(GIVEN REQUEST):
Locate the word "Journalier" in the entries below, then gather every line that holds it.

(DATASET):
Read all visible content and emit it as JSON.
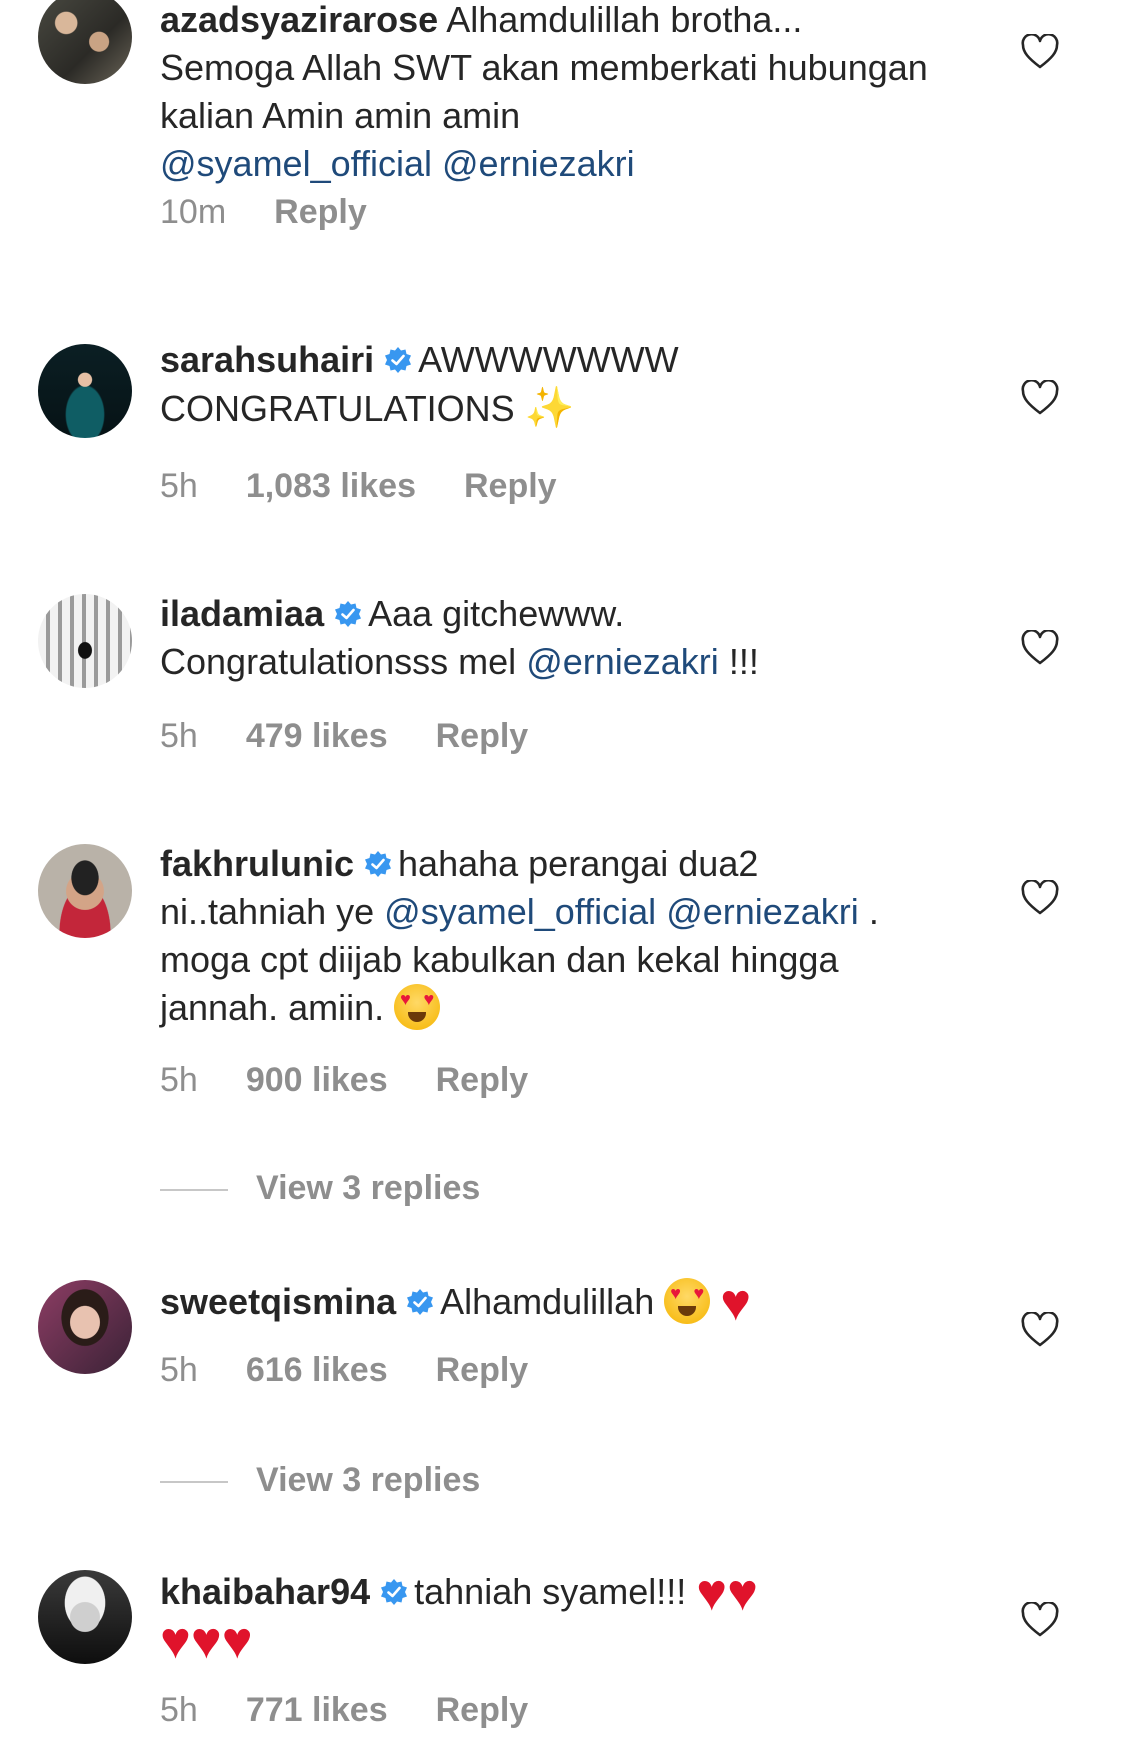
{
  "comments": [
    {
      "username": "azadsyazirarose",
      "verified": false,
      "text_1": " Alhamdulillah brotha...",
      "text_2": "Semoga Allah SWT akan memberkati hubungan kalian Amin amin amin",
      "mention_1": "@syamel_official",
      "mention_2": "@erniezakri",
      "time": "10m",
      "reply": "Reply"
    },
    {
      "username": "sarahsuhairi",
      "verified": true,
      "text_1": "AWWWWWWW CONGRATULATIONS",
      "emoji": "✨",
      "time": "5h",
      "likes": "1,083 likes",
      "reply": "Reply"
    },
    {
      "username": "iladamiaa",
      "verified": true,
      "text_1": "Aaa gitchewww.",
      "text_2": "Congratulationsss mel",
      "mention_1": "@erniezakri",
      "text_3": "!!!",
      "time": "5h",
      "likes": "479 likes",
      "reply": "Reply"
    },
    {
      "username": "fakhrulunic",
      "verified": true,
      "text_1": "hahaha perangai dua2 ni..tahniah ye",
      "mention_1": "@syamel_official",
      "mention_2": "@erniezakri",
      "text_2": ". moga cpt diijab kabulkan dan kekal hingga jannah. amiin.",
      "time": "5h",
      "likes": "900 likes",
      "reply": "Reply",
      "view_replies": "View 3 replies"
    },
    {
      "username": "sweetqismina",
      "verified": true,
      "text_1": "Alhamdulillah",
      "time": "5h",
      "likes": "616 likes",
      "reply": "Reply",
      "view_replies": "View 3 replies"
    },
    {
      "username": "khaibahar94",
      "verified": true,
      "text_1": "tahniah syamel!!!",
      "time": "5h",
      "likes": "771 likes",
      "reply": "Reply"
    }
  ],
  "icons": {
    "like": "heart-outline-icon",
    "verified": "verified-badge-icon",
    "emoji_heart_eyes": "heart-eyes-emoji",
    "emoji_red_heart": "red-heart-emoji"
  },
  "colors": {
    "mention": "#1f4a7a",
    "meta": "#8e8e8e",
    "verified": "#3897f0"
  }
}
...
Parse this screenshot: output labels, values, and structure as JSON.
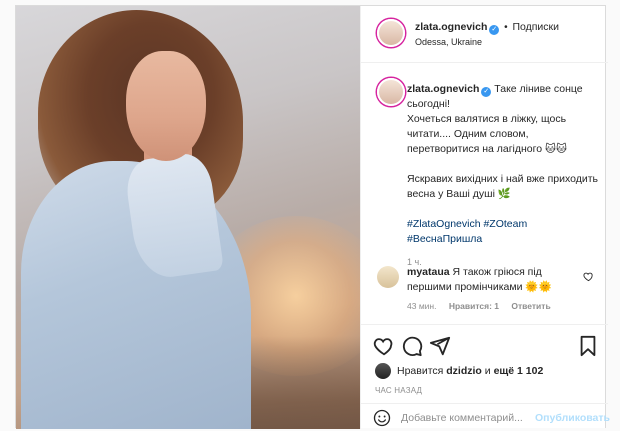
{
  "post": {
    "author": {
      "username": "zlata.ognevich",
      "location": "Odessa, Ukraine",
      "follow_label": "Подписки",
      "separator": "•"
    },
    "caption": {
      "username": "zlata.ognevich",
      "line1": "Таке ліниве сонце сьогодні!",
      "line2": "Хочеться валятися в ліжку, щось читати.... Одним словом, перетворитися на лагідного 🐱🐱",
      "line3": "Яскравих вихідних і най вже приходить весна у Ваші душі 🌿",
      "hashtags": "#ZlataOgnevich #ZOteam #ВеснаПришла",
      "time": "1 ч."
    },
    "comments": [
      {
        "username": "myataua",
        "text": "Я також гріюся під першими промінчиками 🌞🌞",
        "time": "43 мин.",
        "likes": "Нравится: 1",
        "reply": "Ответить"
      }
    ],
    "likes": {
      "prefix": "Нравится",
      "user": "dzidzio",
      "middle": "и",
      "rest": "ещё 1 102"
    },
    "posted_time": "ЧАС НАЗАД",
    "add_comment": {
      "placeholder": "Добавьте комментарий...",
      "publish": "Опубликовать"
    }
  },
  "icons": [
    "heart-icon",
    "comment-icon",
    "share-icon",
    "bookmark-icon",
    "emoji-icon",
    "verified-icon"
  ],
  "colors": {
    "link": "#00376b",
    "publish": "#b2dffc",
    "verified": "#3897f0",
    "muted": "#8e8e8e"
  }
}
==
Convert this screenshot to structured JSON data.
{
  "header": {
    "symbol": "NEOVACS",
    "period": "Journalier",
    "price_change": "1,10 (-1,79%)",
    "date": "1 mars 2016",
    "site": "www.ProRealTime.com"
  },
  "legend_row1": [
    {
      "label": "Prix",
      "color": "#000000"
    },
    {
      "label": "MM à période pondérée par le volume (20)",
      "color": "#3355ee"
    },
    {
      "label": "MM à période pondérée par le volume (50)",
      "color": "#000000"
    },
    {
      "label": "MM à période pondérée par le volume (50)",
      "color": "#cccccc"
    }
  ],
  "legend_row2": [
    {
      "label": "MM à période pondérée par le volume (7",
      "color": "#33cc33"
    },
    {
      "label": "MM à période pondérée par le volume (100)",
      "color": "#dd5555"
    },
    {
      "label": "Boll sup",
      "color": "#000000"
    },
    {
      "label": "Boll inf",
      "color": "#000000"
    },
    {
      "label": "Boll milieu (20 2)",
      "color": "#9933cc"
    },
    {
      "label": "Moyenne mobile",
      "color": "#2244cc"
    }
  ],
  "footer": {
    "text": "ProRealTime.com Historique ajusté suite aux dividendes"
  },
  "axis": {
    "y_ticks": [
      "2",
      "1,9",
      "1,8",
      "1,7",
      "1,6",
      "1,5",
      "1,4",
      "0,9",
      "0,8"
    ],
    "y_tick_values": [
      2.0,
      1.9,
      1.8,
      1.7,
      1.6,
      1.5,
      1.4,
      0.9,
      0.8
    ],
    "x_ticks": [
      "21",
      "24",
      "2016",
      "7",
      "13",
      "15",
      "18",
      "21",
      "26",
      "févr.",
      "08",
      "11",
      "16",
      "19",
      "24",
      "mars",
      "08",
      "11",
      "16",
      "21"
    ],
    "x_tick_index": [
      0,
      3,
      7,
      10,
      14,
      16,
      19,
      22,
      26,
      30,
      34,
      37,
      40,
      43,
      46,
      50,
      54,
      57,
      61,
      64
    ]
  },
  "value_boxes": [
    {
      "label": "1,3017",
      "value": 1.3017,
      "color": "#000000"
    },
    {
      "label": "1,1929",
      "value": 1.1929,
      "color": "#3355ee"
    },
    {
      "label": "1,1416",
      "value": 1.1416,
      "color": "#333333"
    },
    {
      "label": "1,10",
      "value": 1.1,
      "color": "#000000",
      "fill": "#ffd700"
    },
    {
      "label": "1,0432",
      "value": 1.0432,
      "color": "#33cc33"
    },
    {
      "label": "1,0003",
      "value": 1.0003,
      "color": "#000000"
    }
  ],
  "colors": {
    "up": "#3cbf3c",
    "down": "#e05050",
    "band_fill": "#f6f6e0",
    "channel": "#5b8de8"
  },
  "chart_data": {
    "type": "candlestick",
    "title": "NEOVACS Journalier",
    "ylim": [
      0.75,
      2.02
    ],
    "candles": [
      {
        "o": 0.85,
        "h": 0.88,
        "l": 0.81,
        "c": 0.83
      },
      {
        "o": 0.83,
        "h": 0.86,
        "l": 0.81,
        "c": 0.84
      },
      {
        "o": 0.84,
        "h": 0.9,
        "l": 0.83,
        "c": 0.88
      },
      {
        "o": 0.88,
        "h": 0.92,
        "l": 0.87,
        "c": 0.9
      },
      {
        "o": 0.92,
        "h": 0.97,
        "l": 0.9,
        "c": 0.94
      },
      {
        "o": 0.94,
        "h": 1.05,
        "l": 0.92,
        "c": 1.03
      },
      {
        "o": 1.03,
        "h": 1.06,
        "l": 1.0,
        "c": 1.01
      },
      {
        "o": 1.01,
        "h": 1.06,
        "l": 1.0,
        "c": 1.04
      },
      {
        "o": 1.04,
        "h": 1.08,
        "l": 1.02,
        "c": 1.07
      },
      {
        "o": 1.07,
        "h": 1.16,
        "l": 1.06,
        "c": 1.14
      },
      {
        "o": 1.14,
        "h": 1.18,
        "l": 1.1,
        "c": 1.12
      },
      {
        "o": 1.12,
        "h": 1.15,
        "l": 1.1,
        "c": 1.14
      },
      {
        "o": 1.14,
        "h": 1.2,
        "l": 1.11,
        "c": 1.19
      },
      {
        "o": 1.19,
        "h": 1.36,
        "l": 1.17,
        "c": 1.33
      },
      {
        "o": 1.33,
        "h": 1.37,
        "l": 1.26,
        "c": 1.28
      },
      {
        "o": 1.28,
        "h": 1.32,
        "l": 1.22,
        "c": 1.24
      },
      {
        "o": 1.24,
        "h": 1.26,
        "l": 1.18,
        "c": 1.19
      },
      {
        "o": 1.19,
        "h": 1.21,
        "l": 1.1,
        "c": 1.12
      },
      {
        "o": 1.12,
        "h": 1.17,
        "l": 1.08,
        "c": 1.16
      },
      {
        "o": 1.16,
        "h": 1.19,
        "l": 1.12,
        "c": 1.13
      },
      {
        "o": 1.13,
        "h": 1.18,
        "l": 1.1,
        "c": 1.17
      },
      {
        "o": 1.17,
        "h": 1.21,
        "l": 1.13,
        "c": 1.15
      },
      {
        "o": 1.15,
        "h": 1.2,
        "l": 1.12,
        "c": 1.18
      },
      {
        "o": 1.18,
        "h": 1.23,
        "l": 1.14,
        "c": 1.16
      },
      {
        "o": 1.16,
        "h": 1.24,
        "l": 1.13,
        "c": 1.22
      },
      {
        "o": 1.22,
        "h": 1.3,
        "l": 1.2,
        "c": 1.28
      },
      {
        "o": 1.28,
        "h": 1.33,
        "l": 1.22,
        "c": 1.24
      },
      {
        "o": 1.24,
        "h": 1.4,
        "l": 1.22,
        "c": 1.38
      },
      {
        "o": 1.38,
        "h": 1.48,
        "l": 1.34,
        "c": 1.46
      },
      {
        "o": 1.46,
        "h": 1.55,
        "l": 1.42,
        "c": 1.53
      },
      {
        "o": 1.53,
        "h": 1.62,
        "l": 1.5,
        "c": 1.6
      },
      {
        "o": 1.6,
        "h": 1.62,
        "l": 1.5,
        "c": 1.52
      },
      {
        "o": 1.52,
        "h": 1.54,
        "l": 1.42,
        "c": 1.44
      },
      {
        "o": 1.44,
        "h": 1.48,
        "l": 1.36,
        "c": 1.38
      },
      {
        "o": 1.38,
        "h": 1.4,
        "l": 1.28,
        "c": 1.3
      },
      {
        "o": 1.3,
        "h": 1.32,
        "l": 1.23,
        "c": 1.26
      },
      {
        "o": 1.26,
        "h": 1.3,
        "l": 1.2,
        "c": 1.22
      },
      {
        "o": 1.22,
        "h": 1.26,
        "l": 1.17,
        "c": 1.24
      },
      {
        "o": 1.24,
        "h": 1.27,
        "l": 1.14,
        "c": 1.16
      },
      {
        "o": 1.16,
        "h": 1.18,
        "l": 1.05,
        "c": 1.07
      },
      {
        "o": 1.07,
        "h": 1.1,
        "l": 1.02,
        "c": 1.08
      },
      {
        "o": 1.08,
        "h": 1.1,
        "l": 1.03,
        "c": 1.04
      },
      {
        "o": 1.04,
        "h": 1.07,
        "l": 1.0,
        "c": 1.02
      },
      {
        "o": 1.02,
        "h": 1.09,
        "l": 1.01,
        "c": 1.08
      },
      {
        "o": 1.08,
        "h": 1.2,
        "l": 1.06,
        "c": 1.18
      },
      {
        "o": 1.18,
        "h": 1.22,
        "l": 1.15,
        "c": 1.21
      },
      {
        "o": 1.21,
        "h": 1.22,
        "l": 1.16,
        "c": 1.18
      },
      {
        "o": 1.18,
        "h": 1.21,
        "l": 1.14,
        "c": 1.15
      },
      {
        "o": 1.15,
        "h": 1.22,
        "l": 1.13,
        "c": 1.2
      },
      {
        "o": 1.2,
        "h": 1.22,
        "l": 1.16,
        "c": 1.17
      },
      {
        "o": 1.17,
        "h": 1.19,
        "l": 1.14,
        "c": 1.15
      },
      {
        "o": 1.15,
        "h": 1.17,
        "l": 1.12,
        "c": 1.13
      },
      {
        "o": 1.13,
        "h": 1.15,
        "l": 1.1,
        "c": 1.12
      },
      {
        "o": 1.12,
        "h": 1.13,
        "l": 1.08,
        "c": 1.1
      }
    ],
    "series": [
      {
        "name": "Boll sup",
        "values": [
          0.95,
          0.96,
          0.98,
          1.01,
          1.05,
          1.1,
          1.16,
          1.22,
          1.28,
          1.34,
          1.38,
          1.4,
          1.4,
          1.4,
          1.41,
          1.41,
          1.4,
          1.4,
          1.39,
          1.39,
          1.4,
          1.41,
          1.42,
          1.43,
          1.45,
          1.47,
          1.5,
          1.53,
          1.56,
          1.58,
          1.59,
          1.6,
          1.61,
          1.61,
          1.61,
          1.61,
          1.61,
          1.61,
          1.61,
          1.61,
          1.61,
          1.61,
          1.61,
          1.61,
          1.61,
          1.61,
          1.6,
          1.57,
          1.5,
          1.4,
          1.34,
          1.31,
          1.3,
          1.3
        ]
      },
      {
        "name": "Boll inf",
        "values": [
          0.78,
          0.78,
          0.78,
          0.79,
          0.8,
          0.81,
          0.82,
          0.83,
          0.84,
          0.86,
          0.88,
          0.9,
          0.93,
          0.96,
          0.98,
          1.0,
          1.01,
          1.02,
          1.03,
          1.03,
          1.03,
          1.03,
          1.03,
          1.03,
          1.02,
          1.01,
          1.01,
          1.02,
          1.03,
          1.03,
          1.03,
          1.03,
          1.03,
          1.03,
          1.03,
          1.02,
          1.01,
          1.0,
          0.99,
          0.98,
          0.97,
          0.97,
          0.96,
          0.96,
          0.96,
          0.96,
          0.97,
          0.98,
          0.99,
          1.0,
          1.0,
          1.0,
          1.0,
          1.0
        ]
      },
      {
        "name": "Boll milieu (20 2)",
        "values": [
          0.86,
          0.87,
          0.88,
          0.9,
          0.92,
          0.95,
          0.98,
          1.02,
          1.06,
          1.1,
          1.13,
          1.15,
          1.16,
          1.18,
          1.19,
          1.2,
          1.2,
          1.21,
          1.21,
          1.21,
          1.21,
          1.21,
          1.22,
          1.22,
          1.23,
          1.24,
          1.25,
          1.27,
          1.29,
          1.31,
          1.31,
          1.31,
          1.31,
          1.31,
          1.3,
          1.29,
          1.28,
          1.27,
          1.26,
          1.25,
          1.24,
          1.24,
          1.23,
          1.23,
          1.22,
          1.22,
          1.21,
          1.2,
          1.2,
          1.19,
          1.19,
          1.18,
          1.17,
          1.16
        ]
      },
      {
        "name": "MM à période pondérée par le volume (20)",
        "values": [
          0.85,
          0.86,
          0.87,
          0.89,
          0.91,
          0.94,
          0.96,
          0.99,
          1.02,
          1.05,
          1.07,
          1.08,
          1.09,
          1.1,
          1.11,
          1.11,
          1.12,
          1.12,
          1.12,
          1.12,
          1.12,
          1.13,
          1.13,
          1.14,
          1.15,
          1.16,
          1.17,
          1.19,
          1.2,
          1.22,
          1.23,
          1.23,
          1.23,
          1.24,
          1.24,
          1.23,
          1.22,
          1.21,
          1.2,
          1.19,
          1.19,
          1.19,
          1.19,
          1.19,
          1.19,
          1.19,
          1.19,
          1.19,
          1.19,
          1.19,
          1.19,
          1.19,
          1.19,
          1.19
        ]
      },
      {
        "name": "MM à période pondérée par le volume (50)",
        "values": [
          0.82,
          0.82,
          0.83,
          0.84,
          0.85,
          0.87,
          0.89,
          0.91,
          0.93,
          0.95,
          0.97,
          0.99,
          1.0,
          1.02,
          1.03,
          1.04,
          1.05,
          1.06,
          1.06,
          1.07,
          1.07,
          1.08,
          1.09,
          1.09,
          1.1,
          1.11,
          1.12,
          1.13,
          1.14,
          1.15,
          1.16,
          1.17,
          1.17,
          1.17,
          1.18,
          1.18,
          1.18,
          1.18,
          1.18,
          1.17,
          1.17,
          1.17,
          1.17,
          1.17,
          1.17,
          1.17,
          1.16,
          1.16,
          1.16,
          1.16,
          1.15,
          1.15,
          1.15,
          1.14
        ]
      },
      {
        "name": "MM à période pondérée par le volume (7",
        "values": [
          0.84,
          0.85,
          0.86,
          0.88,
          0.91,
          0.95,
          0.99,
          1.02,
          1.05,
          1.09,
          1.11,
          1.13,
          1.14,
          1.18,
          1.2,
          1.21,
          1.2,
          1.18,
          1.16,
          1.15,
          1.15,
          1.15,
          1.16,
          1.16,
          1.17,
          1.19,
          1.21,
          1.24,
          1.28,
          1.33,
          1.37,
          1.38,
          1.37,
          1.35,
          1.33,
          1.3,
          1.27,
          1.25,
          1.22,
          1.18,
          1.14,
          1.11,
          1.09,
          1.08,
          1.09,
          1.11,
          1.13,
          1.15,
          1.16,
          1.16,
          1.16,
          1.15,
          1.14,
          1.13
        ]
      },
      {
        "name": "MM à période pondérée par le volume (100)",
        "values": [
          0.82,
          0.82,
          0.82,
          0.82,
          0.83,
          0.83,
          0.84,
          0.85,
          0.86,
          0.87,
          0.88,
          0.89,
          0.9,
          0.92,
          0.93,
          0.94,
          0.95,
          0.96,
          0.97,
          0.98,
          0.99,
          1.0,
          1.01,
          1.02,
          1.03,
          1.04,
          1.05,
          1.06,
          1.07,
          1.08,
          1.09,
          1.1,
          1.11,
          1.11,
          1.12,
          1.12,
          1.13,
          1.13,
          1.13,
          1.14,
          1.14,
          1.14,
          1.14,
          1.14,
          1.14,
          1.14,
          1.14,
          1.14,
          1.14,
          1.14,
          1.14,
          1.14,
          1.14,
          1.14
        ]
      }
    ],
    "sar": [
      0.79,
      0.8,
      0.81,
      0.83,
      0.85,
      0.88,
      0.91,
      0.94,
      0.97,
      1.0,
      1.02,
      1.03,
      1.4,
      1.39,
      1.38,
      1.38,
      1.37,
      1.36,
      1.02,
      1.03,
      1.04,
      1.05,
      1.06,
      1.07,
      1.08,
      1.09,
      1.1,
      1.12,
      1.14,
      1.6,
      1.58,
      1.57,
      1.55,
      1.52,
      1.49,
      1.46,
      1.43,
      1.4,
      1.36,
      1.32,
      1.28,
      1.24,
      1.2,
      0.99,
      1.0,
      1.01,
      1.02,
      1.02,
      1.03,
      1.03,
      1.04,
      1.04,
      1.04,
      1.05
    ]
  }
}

(OUTPUT BELOW):
    "period": "Journalier",
    "title": "NEOVACS Journalier",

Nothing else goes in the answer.